▶ Problem statement
Leave out any pictures and transcribe all other data below exactly.

▶ Exercise data
START

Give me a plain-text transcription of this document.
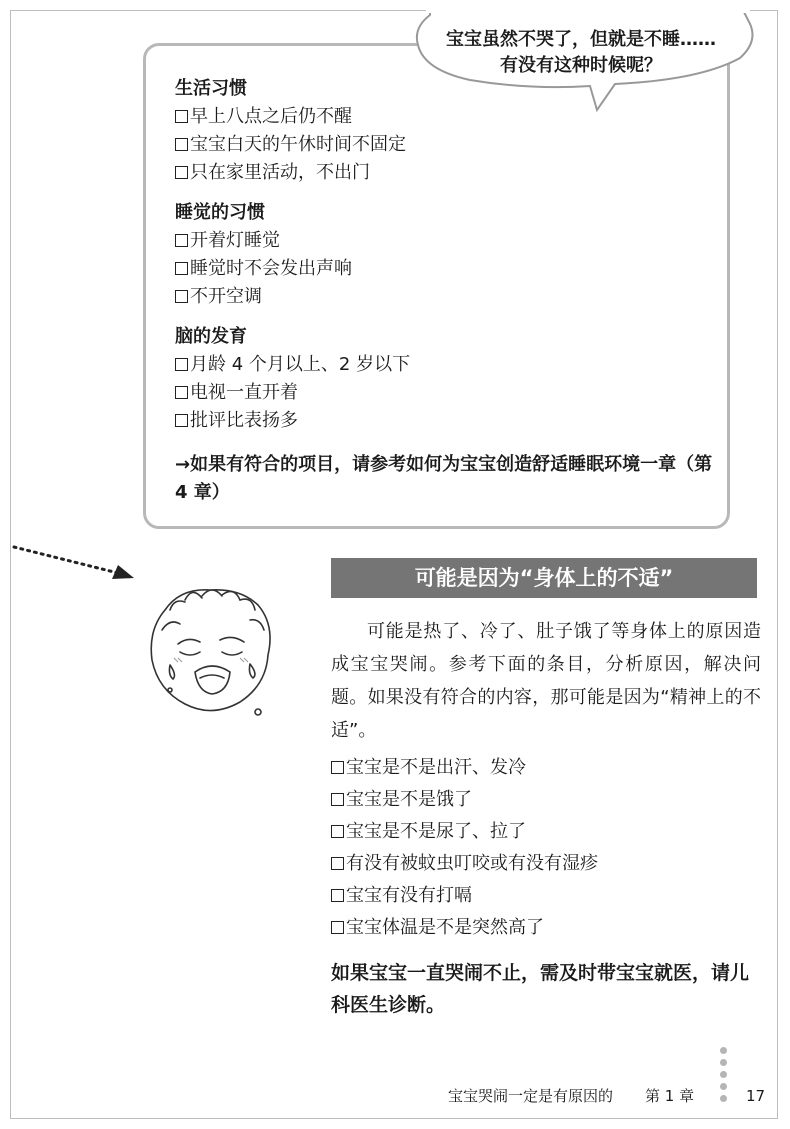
宝宝虽然不哭了，但就是不睡……
有没有这种时候呢？
生活习惯
早上八点之后仍不醒
宝宝白天的午休时间不固定
只在家里活动，不出门
睡觉的习惯
开着灯睡觉
睡觉时不会发出声响
不开空调
脑的发育
月龄 4 个月以上、2 岁以下
电视一直开着
批评比表扬多
→如果有符合的项目，请参考如何为宝宝创造舒适睡眠环境一章（第 4 章）
可能是因为“身体上的不适”
可能是热了、冷了、肚子饿了等身体上的原因造成宝宝哭闹。参考下面的条目，分析原因，解决问题。如果没有符合的内容，那可能是因为“精神上的不适”。
宝宝是不是出汗、发冷
宝宝是不是饿了
宝宝是不是尿了、拉了
有没有被蚊虫叮咬或有没有湿疹
宝宝有没有打嗝
宝宝体温是不是突然高了
如果宝宝一直哭闹不止，需及时带宝宝就医，请儿科医生诊断。
宝宝哭闹一定是有原因的 第 1 章	17
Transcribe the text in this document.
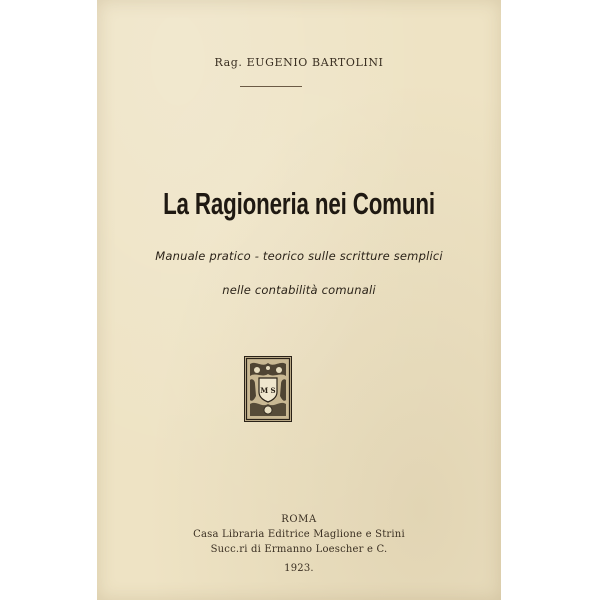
Rag. EUGENIO BARTOLINI
La Ragioneria nei Comuni
Manuale pratico - teorico sulle scritture semplici
nelle contabilità comunali
M S
ROMA
Casa Libraria Editrice Maglione e Strini
Succ.ri di Ermanno Loescher e C.
1923.
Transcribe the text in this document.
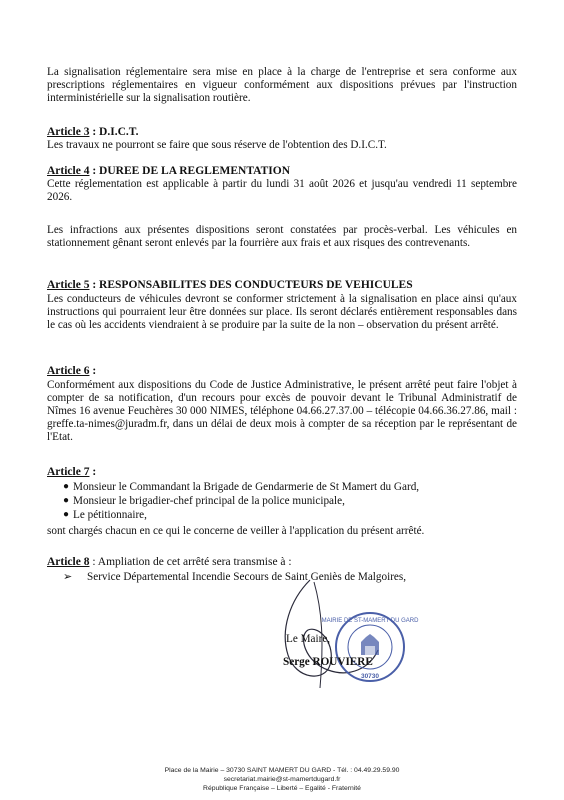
La signalisation réglementaire sera mise en place à la charge de l'entreprise et sera conforme aux prescriptions réglementaires en vigueur conformément aux dispositions prévues par l'instruction interministérielle sur la signalisation routière.

Article 3 : D.I.C.T.

Les travaux ne pourront se faire que sous réserve de l'obtention des D.I.C.T.

Article 4 : DUREE DE LA REGLEMENTATION

Cette réglementation est applicable à partir du lundi 31 août 2026 et jusqu'au vendredi 11 septembre 2026.

Les infractions aux présentes dispositions seront constatées par procès-verbal. Les véhicules en stationnement gênant seront enlevés par la fourrière aux frais et aux risques des contrevenants.

Article 5 : RESPONSABILITES DES CONDUCTEURS DE VEHICULES

Les conducteurs de véhicules devront se conformer strictement à la signalisation en place ainsi qu'aux instructions qui pourraient leur être données sur place. Ils seront déclarés entièrement responsables dans le cas où les accidents viendraient à se produire par la suite de la non – observation du présent arrêté.

Article 6 :

Conformément aux dispositions du Code de Justice Administrative, le présent arrêté peut faire l'objet à compter de sa notification, d'un recours pour excès de pouvoir devant le Tribunal Administratif de Nîmes 16 avenue Feuchères 30 000 NIMES, téléphone 04.66.27.37.00 – télécopie 04.66.36.27.86, mail : greffe.ta-nimes@juradm.fr, dans un délai de deux mois à compter de sa réception par le représentant de l'Etat.

Article 7 :
● Monsieur le Commandant la Brigade de Gendarmerie de St Mamert du Gard,
● Monsieur le brigadier-chef principal de la police municipale,
● Le pétitionnaire,

sont chargés chacun en ce qui le concerne de veiller à l'application du présent arrêté.

Article 8 : Ampliation de cet arrêté sera transmise à :
➢ Service Départemental Incendie Secours de Saint Geniès de Malgoires,
MAIRIE DE ST-MAMERT DU GARD
30730
Le Maire,
Serge ROUVIERE
Place de la Mairie – 30730 SAINT MAMERT DU GARD - Tél. : 04.49.29.59.90
secretariat.mairie@st-mamertdugard.fr
République Française – Liberté – Egalité - Fraternité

END

▶ Solution
Give me a plain-text transcription of this document.
宝宝虽然不哭了，但就是不睡……
有没有这种时候呢？
生活习惯
早上八点之后仍不醒
宝宝白天的午休时间不固定
只在家里活动，不出门
睡觉的习惯
开着灯睡觉
睡觉时不会发出声响
不开空调
脑的发育
月龄 4 个月以上、2 岁以下
电视一直开着
批评比表扬多
→如果有符合的项目，请参考如何为宝宝创造舒适睡眠环境一章（第 4 章）
可能是因为“身体上的不适”
可能是热了、冷了、肚子饿了等身体上的原因造成宝宝哭闹。参考下面的条目，分析原因，解决问题。如果没有符合的内容，那可能是因为“精神上的不适”。
宝宝是不是出汗、发冷
宝宝是不是饿了
宝宝是不是尿了、拉了
有没有被蚊虫叮咬或有没有湿疹
宝宝有没有打嗝
宝宝体温是不是突然高了
如果宝宝一直哭闹不止，需及时带宝宝就医，请儿科医生诊断。
宝宝哭闹一定是有原因的 第 1 章	17
Transcribe the text in this document.
Rag. EUGENIO BARTOLINI
La Ragioneria nei Comuni
Manuale pratico - teorico sulle scritture semplici
nelle contabilità comunali
M S
ROMA
Casa Libraria Editrice Maglione e Strini
Succ.ri di Ermanno Loescher e C.
1923.
Transcribe the text in this document.
La signalisation réglementaire sera mise en place à la charge de l'entreprise et sera conforme aux prescriptions réglementaires en vigueur conformément aux dispositions prévues par l'instruction interministérielle sur la signalisation routière.

Article 3 : D.I.C.T.

Les travaux ne pourront se faire que sous réserve de l'obtention des D.I.C.T.

Article 4 : DUREE DE LA REGLEMENTATION

Cette réglementation est applicable à partir du lundi 31 août 2026 et jusqu'au vendredi 11 septembre 2026.

Les infractions aux présentes dispositions seront constatées par procès-verbal. Les véhicules en stationnement gênant seront enlevés par la fourrière aux frais et aux risques des contrevenants.

Article 5 : RESPONSABILITES DES CONDUCTEURS DE VEHICULES

Les conducteurs de véhicules devront se conformer strictement à la signalisation en place ainsi qu'aux instructions qui pourraient leur être données sur place. Ils seront déclarés entièrement responsables dans le cas où les accidents viendraient à se produire par la suite de la non – observation du présent arrêté.

Article 6 :

Conformément aux dispositions du Code de Justice Administrative, le présent arrêté peut faire l'objet à compter de sa notification, d'un recours pour excès de pouvoir devant le Tribunal Administratif de Nîmes 16 avenue Feuchères 30 000 NIMES, téléphone 04.66.27.37.00 – télécopie 04.66.36.27.86, mail : greffe.ta-nimes@juradm.fr, dans un délai de deux mois à compter de sa réception par le représentant de l'Etat.

Article 7 :
● Monsieur le Commandant la Brigade de Gendarmerie de St Mamert du Gard,
● Monsieur le brigadier-chef principal de la police municipale,
● Le pétitionnaire,

sont chargés chacun en ce qui le concerne de veiller à l'application du présent arrêté.

Article 8 : Ampliation de cet arrêté sera transmise à :
➢ Service Départemental Incendie Secours de Saint Geniès de Malgoires,
MAIRIE DE ST-MAMERT DU GARD
30730
Le Maire,
Serge ROUVIERE
Place de la Mairie – 30730 SAINT MAMERT DU GARD - Tél. : 04.49.29.59.90
secretariat.mairie@st-mamertdugard.fr
République Française – Liberté – Egalité - Fraternité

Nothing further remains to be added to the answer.